(ПРЕДЛОЖЕННЫЙ ТЕКСТ):
Все это приподнимает историю любви над прозой обыкновенной жизни – как жилище Гагиных расположено над городом Л. Герой пребывает в чужом для себя мире и в нем подвергается главному жизненному испытанию. В то же время несомненна и соотнесенность внутреннего мира персонажей, особенно Аси, с Россией. Этому служат не только воспоминания Гагина о прошлом, о происхождении и воспитании его сестры: в самой ее личности романтическая стихийность сочетается с психологическим комплексом социальной неустойчивости и ущемленности. Впрочем, национально-исторический контраст двух пространственных и культурных миров «снимается» причастностью героев к вечной жизни природы, хотя приобщенность эта таит в себе глубокое внутреннее противоречие.

В «Рудине» находим аналогичную картину, но с противоположными акцентами. Фон главных событий – русская провинция. При этом также различаются два маленьких мирка: дом Волынцева и его сестры противопоставлен «салону» Дарьи Михайловны (последний на фоне русской деревни выглядит явлением весьма искусственным). Для главного героя весь этот мир в целом – чужой (и особенно – дом Александры Павловны); его пребывание здесь – временно, и после его отъезда жизнь почти всех прочих персонажей входит «в прежнюю колею». Вставные же рассказы – воспоминания Рудина о студенчестве, навеянные музыкой Шуберта, скандинавская легенда, а также чтение «Фауста» вводят в роман, как сказано здесь же, «германский романтический и философский мир», представляющий собой в какой-то мере духовную родину героя.

Наконец, если в «Асе» обрамляющие рассказ героя фрагменты – это взгляд на Германию из России, то заключительный фрагмент эпилога «Рудина» позволяет, наоборот, взглянуть на специфически русскую историю «лишнего человека» из инонациональной действительности.

Таким образом, художественное пространство двух произведений слагается из однородных элементов и потому одновременно противоположно и взаимодополнительно.

б) Сопоставление сюжетных структур

В «Асе» размещение событий в пространстве и времени таково.

Начало воспоминания («пролог»), затем –

А. Три встречи, занимающие три дня – явная экпозиция.

Б. Двухнедельный промежуток, освещенный суммарно, и увенчанный тремя днями разлуки – ретардация перед главными событиями и основа последующего резкого изменения в развитии сюжета.

В. Основные события, совершившиеся в течение 4 дней: (1) Рассказ Гагина об Асе и возврат Н. в дом Гагиных; разговор его с Асей – в сущности, о любви – и ощущение счастья на реке; (2) Визит на следующий день, предчувствия беды у Аси, (3) Новый, неудачный визит и записка; разговор с Гагиным; свидание, второй разговор с Гагиным; (4) Утро утраты.

Г. Конец воспоминания (в функции эпилога).

(НАД ЧЕМ РАБОТАТЬ):
• 1. Чей дом, согласно тексту об «Асе» и «Рудине», противопоставлен «салону» Дарьи Михайловны?
• 2. Приведите повторно отрывок текста об «Асе» и «Рудине» от слов «Таким образом, художественное» до слов «противоположно и взаимодополнительно.» включительно.

(ДАННЫЕ):
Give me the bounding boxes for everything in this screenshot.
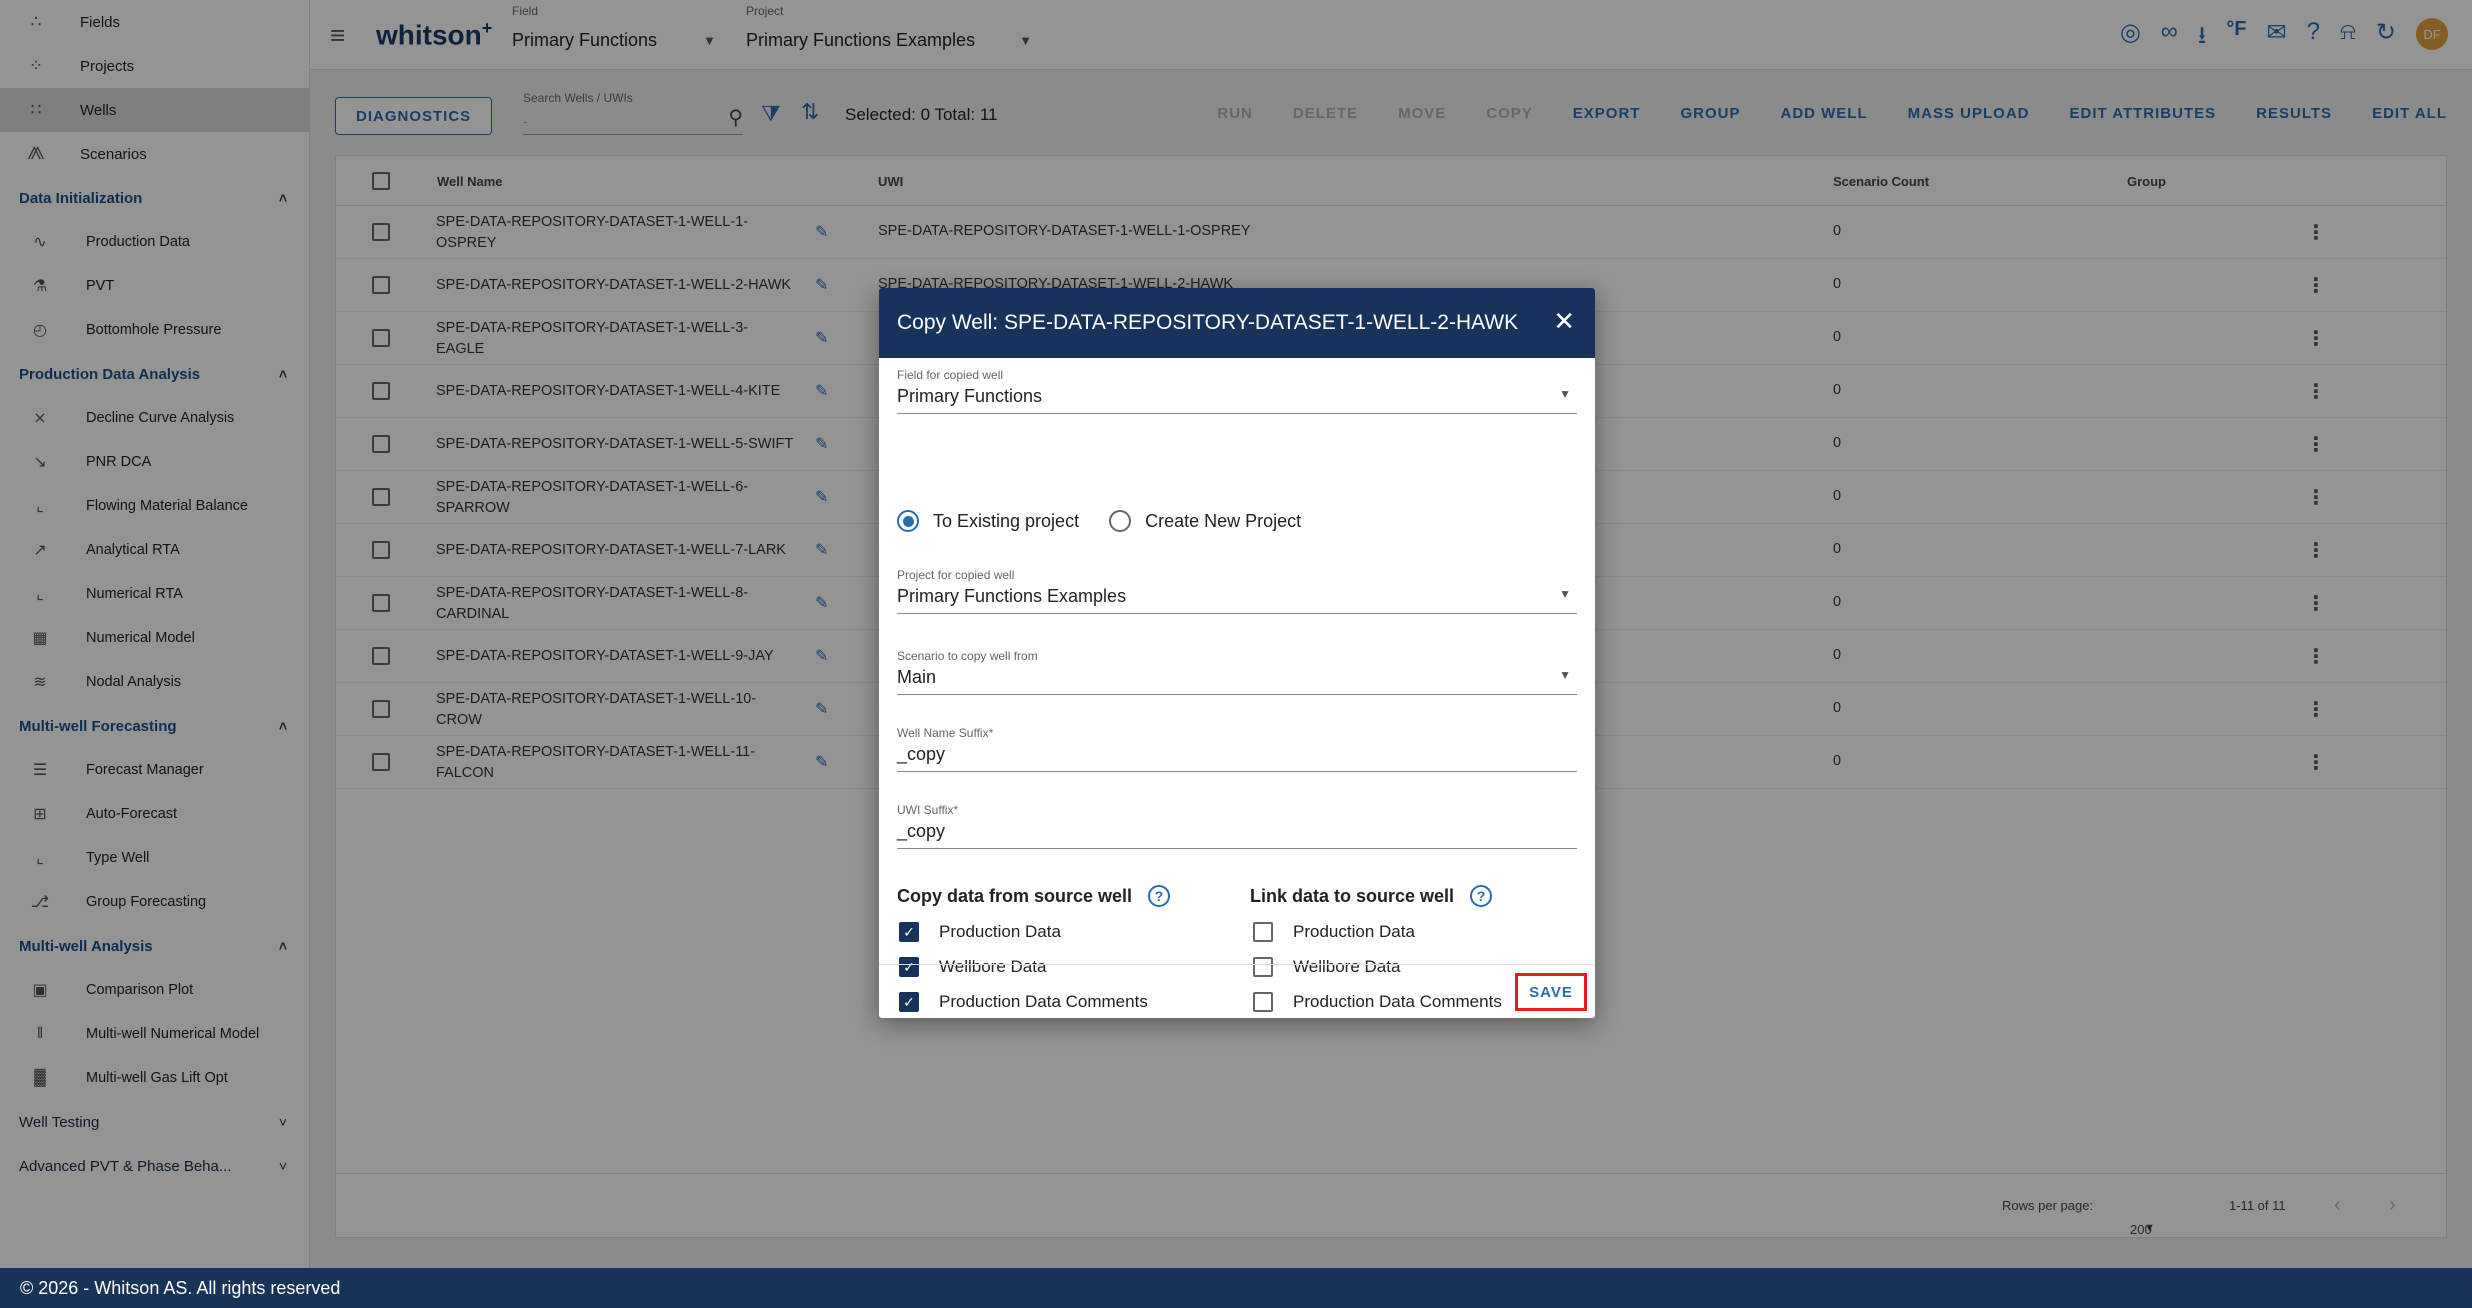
uwi-suffix-input[interactable]: UWI Suffix* _copy: [897, 803, 1577, 849]
field-value: _copy: [897, 821, 946, 841]
copy-production-data-checkbox[interactable]: ✓ Production Data: [899, 922, 1061, 942]
save-button[interactable]: SAVE: [1515, 973, 1587, 1011]
radio-checked-icon: [897, 510, 919, 532]
copy-data-heading: Copy data from source well ?: [897, 885, 1171, 907]
link-data-heading: Link data to source well ?: [1250, 885, 1493, 907]
dialog-title: Copy Well: SPE-DATA-REPOSITORY-DATASET-1…: [897, 311, 1519, 334]
radio-existing-project[interactable]: To Existing project: [897, 510, 1079, 532]
footer: © 2026 - Whitson AS. All rights reserved: [0, 1268, 2472, 1308]
field-label: Scenario to copy well from: [897, 649, 1038, 663]
radio-unchecked-icon: [1109, 510, 1132, 532]
help-icon[interactable]: ?: [1470, 885, 1493, 907]
field-value: Primary Functions Examples: [897, 586, 1127, 606]
help-icon[interactable]: ?: [1148, 885, 1171, 907]
dialog-footer: SAVE: [879, 964, 1595, 1018]
checkbox-checked-icon: ✓: [899, 922, 919, 942]
project-for-copied-well-select[interactable]: Project for copied well Primary Function…: [897, 568, 1577, 614]
field-value: Primary Functions: [897, 386, 1043, 406]
scenario-select[interactable]: Scenario to copy well from Main ▼: [897, 649, 1577, 695]
dialog-header: Copy Well: SPE-DATA-REPOSITORY-DATASET-1…: [879, 288, 1595, 358]
heading-text: Copy data from source well: [897, 885, 1133, 906]
heading-text: Link data to source well: [1250, 885, 1455, 906]
caret-down-icon: ▼: [1559, 668, 1571, 682]
checkbox-unchecked-icon: [1253, 922, 1273, 942]
close-icon[interactable]: ✕: [1553, 308, 1575, 334]
radio-new-project[interactable]: Create New Project: [1109, 510, 1301, 532]
copy-well-dialog: Copy Well: SPE-DATA-REPOSITORY-DATASET-1…: [879, 288, 1595, 1018]
field-value: _copy: [897, 744, 946, 764]
project-mode-radio-group: To Existing project Create New Project: [897, 510, 1301, 532]
well-name-suffix-input[interactable]: Well Name Suffix* _copy: [897, 726, 1577, 772]
field-for-copied-well-select[interactable]: Field for copied well Primary Functions …: [897, 368, 1577, 414]
field-label: Field for copied well: [897, 368, 1004, 382]
checkbox-label: Production Data: [1293, 922, 1415, 941]
radio-label: Create New Project: [1145, 510, 1302, 531]
radio-label: To Existing project: [933, 510, 1080, 531]
field-label: Well Name Suffix*: [897, 726, 994, 740]
field-value: Main: [897, 667, 937, 687]
caret-down-icon: ▼: [1559, 387, 1571, 401]
caret-down-icon: ▼: [1559, 587, 1571, 601]
link-production-data-checkbox[interactable]: Production Data: [1253, 922, 1415, 942]
checkbox-label: Production Data: [939, 922, 1061, 941]
field-label: Project for copied well: [897, 568, 1015, 582]
field-label: UWI Suffix*: [897, 803, 959, 817]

(СПИСОК РЕШЕНИЙ):
• 1. Дом Волынцева и его сестры.

• 2.
Таким образом, художественное пространство двух произведений слагается из однородных элементов и потому одновременно противоположно и взаимодополнительно.